Start of Task material

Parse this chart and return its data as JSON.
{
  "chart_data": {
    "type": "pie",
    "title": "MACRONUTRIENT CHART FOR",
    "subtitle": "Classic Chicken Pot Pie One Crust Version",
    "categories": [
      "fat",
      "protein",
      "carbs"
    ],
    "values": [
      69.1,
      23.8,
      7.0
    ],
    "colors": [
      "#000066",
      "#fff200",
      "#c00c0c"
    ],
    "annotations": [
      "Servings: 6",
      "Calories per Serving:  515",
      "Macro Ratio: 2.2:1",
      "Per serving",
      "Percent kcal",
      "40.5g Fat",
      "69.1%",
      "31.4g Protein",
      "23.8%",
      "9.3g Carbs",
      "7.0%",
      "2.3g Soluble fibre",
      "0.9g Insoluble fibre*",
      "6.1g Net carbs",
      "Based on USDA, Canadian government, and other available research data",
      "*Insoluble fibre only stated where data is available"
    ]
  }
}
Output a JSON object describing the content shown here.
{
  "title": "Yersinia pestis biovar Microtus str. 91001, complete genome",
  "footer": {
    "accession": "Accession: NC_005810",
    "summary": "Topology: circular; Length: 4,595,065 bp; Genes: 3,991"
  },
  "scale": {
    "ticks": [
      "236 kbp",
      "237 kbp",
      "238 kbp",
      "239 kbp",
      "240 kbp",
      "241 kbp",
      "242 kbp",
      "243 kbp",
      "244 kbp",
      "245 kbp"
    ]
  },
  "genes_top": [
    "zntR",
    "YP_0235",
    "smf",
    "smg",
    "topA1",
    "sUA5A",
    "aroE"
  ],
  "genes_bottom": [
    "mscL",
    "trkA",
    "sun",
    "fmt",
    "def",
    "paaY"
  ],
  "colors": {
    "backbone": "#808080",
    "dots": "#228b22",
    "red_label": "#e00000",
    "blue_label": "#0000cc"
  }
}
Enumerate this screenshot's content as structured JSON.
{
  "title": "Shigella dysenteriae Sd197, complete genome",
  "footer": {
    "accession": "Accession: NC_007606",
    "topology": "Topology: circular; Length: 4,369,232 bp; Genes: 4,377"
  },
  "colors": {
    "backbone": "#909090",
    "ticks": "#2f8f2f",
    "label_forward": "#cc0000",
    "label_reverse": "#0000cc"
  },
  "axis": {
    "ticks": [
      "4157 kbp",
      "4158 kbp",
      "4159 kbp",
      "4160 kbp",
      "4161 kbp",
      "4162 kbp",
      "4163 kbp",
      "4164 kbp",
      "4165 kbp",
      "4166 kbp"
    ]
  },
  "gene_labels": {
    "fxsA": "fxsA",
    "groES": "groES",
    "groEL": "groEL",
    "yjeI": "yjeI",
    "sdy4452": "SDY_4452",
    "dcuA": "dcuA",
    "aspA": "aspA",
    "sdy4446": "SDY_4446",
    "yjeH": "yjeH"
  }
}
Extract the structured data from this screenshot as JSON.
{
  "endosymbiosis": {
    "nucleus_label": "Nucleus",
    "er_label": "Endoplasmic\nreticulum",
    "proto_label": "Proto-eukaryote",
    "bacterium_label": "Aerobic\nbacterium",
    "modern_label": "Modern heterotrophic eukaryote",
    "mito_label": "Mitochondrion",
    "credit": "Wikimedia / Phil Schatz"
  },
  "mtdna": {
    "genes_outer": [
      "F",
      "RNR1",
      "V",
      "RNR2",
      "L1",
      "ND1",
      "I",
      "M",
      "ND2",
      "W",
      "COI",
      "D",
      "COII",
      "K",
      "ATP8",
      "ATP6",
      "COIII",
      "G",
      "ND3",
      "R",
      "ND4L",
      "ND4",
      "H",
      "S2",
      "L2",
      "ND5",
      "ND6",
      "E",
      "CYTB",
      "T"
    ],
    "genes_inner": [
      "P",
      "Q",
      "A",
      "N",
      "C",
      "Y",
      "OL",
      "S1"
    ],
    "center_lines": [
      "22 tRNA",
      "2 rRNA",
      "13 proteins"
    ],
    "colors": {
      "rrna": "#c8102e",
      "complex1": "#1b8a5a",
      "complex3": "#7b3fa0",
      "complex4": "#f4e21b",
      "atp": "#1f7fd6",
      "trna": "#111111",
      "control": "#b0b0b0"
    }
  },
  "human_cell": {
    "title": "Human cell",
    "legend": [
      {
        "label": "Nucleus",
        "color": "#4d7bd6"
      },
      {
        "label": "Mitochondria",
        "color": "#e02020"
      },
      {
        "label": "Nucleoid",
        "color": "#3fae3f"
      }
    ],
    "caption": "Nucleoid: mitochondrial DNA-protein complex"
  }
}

End of Task material

Requirement: From the records above, count the lines in which the string "screenshot" is found, and answer with the number alone.

Exercise solution: 2